**Directive**
Transcribe every line exactly and omit anything that is a picture.

**Listing**
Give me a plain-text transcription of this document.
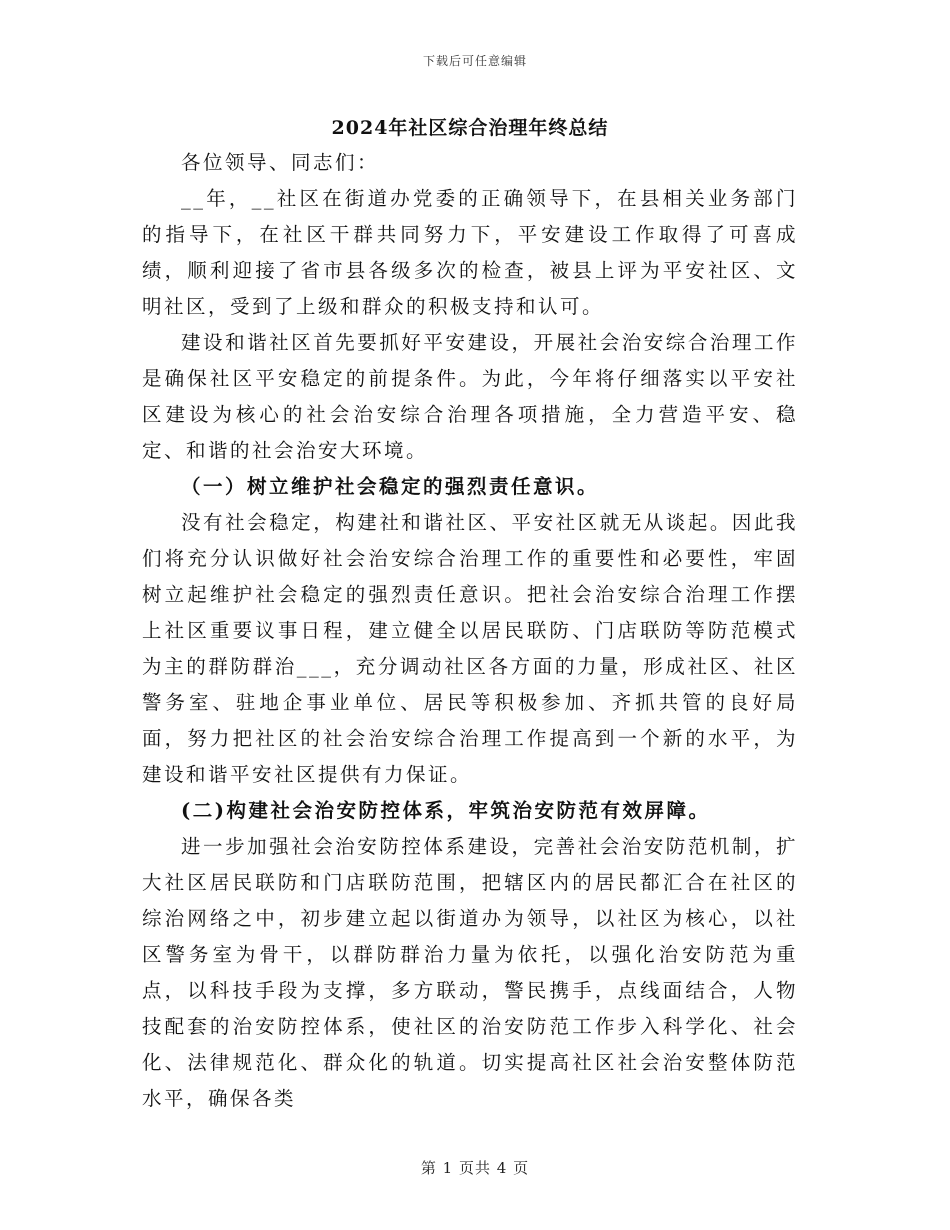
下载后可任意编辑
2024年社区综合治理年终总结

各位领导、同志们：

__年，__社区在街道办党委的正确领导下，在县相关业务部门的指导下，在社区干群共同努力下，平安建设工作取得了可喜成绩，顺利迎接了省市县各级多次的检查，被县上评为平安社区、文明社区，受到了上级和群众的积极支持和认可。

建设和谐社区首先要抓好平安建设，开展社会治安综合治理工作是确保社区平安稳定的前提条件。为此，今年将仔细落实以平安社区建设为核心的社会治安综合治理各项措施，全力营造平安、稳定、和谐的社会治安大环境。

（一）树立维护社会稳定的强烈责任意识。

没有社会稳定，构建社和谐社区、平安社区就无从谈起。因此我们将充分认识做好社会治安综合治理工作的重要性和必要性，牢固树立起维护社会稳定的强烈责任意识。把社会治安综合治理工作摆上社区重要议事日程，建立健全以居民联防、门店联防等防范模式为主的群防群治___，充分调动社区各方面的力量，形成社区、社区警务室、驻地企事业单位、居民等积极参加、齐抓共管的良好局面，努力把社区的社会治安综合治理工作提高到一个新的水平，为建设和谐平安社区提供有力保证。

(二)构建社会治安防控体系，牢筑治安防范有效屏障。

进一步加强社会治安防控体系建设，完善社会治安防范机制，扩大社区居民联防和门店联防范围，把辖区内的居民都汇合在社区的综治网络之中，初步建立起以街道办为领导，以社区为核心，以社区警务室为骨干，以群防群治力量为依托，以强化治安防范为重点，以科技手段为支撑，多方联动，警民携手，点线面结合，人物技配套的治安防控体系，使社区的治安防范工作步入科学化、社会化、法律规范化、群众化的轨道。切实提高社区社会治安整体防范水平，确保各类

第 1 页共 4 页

**Response**
Give me a plain-text transcription of this document.
下载后可任意编辑
2024年社区综合治理年终总结

各位领导、同志们：

__年，__社区在街道办党委的正确领导下，在县相关业务部门的指导下，在社区干群共同努力下，平安建设工作取得了可喜成绩，顺利迎接了省市县各级多次的检查，被县上评为平安社区、文明社区，受到了上级和群众的积极支持和认可。

建设和谐社区首先要抓好平安建设，开展社会治安综合治理工作是确保社区平安稳定的前提条件。为此，今年将仔细落实以平安社区建设为核心的社会治安综合治理各项措施，全力营造平安、稳定、和谐的社会治安大环境。

（一）树立维护社会稳定的强烈责任意识。

没有社会稳定，构建社和谐社区、平安社区就无从谈起。因此我们将充分认识做好社会治安综合治理工作的重要性和必要性，牢固树立起维护社会稳定的强烈责任意识。把社会治安综合治理工作摆上社区重要议事日程，建立健全以居民联防、门店联防等防范模式为主的群防群治___，充分调动社区各方面的力量，形成社区、社区警务室、驻地企事业单位、居民等积极参加、齐抓共管的良好局面，努力把社区的社会治安综合治理工作提高到一个新的水平，为建设和谐平安社区提供有力保证。

(二)构建社会治安防控体系，牢筑治安防范有效屏障。

进一步加强社会治安防控体系建设，完善社会治安防范机制，扩大社区居民联防和门店联防范围，把辖区内的居民都汇合在社区的综治网络之中，初步建立起以街道办为领导，以社区为核心，以社区警务室为骨干，以群防群治力量为依托，以强化治安防范为重点，以科技手段为支撑，多方联动，警民携手，点线面结合，人物技配套的治安防控体系，使社区的治安防范工作步入科学化、社会化、法律规范化、群众化的轨道。切实提高社区社会治安整体防范水平，确保各类

第 1 页共 4 页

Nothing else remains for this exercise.